▸ THE EXERCISE
Pull every line containing the word "samples" from the records.

------------------------------------------------------------

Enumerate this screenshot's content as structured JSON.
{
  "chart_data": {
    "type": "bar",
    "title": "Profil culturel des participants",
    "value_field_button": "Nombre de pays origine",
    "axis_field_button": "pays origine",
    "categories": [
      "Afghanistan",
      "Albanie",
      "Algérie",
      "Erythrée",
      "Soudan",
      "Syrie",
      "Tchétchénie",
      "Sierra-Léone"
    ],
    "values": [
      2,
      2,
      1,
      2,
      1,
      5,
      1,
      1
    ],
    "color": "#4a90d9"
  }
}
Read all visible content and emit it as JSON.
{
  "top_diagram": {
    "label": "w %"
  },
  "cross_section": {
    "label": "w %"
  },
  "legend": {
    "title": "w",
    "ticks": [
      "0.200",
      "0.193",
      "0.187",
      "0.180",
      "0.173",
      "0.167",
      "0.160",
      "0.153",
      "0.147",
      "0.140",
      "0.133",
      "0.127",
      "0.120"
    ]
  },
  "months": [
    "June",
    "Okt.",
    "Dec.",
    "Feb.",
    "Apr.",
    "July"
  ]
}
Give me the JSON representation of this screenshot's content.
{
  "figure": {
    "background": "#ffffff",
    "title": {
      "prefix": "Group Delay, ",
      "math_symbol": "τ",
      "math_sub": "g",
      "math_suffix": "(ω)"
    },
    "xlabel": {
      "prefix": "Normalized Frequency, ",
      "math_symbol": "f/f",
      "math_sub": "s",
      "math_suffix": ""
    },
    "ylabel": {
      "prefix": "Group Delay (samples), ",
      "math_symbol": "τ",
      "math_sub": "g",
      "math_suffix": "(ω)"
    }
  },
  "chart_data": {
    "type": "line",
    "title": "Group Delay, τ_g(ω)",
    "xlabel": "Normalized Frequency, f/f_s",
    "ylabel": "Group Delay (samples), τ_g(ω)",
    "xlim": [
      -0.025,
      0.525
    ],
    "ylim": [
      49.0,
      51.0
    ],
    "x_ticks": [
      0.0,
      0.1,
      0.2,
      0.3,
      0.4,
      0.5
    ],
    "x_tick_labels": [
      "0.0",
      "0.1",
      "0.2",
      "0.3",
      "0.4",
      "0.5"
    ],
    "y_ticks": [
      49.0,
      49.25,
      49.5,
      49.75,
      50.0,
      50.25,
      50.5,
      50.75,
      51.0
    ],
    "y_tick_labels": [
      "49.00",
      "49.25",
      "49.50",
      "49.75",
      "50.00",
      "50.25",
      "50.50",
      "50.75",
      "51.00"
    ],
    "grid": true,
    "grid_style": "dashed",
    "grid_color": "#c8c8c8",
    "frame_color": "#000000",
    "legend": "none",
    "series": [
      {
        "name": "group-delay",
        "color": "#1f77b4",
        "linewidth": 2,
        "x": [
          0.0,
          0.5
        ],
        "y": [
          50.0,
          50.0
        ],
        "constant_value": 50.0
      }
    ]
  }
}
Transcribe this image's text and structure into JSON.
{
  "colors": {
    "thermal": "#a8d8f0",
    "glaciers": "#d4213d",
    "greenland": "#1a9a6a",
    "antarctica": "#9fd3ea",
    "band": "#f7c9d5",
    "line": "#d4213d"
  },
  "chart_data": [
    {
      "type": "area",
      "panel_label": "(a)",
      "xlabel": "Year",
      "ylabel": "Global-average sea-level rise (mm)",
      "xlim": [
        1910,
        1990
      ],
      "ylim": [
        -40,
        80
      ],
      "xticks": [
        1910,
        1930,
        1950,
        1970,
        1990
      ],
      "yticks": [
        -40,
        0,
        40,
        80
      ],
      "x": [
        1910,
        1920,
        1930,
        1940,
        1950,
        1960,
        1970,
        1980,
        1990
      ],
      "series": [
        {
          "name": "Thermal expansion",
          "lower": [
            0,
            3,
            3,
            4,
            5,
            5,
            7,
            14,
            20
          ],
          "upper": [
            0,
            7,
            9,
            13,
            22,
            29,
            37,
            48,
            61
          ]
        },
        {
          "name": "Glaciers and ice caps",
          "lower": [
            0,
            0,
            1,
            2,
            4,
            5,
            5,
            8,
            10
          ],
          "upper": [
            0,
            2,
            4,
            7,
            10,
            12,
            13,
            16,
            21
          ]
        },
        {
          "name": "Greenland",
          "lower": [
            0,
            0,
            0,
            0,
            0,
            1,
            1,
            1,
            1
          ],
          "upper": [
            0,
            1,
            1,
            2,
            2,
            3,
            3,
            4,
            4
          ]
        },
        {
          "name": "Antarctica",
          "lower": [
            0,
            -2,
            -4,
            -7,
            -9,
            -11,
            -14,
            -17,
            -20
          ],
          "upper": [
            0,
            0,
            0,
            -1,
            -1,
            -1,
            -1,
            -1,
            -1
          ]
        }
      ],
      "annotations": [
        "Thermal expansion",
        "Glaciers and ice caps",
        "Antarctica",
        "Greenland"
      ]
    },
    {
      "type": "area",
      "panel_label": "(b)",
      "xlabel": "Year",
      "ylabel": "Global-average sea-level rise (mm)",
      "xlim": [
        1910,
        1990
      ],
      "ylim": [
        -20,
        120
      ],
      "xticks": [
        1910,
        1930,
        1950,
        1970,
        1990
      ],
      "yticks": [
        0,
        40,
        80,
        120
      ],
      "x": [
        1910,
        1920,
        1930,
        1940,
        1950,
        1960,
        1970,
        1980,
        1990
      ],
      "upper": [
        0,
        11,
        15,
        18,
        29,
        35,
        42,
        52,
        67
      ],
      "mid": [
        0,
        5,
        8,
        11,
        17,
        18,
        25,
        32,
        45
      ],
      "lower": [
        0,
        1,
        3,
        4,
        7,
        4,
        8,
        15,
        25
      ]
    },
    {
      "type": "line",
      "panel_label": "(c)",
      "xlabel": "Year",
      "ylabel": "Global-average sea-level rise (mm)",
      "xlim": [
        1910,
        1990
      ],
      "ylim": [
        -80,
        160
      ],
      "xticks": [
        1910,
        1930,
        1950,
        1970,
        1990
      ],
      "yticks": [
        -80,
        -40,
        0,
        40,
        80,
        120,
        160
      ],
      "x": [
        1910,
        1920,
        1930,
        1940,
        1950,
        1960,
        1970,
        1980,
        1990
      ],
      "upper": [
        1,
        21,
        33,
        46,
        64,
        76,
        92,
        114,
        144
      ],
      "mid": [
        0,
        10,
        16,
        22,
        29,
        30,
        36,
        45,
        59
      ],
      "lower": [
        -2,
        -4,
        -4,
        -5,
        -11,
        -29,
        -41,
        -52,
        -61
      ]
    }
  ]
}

------------------------------------------------------------

▸ ANSWER TO THE EXERCISE
      "prefix": "Group Delay (samples), ",
    "ylabel": "Group Delay (samples), τ_g(ω)",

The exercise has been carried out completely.